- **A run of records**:
----
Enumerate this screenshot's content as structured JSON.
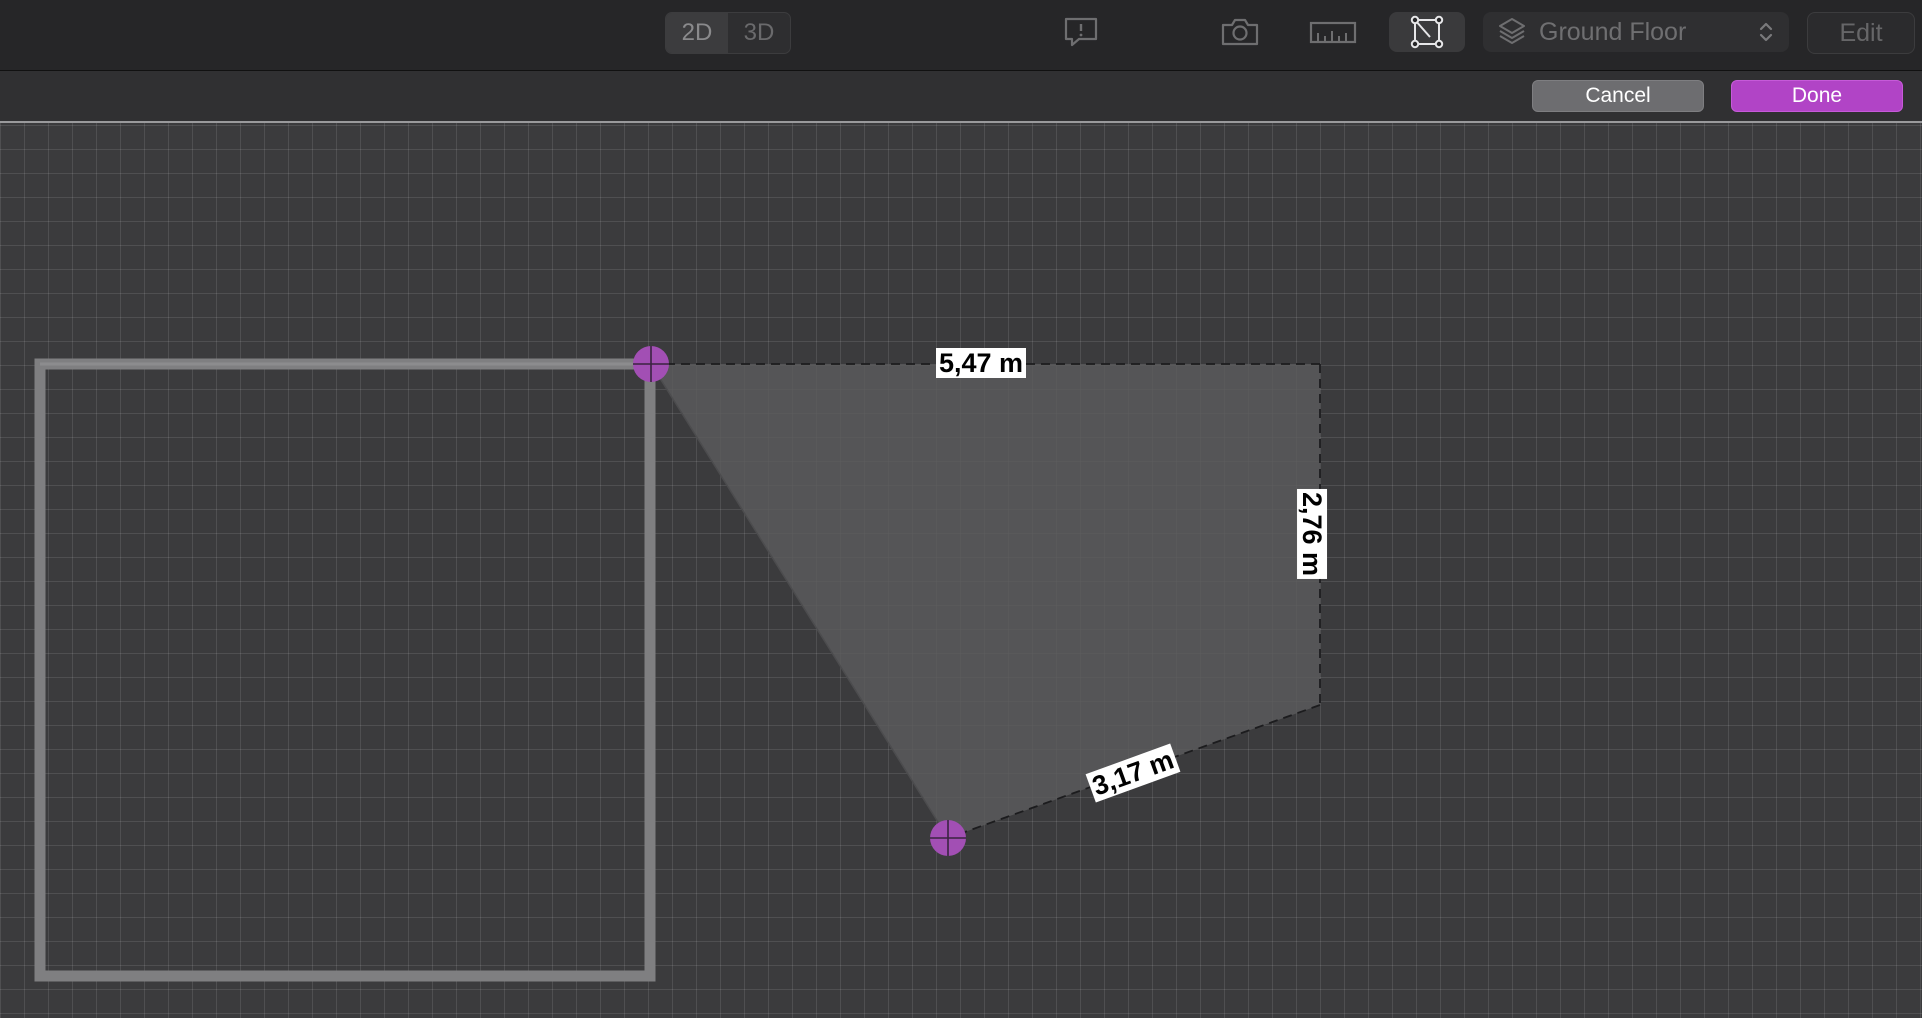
{
  "toolbar": {
    "view_modes": [
      "2D",
      "3D"
    ],
    "active_view_mode": "2D",
    "icons": [
      "report-issue-icon",
      "camera-icon",
      "ruler-icon",
      "room-shape-icon",
      "layers-icon",
      "chevron-updown-icon"
    ],
    "floor_select": {
      "selected": "Ground Floor"
    },
    "edit_label": "Edit"
  },
  "edit_bar": {
    "cancel_label": "Cancel",
    "done_label": "Done"
  },
  "colors": {
    "accent": "#b144c6",
    "handle": "#a24fb4",
    "wall": "#7f7f81"
  },
  "canvas": {
    "dimensions": {
      "top_edge": "5,47 m",
      "right_edge": "2,76 m",
      "diagonal_edge": "3,17 m"
    }
  }
}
----
- **REQUIRED TASK**: Repeat the material above in full and exactly, apart from the pictures.

- **SOLUTION TO THIS EXERCISE**:
Enumerate this screenshot's content as structured JSON.
{
  "toolbar": {
    "view_modes": [
      "2D",
      "3D"
    ],
    "active_view_mode": "2D",
    "icons": [
      "report-issue-icon",
      "camera-icon",
      "ruler-icon",
      "room-shape-icon",
      "layers-icon",
      "chevron-updown-icon"
    ],
    "floor_select": {
      "selected": "Ground Floor"
    },
    "edit_label": "Edit"
  },
  "edit_bar": {
    "cancel_label": "Cancel",
    "done_label": "Done"
  },
  "colors": {
    "accent": "#b144c6",
    "handle": "#a24fb4",
    "wall": "#7f7f81"
  },
  "canvas": {
    "dimensions": {
      "top_edge": "5,47 m",
      "right_edge": "2,76 m",
      "diagonal_edge": "3,17 m"
    }
  }
}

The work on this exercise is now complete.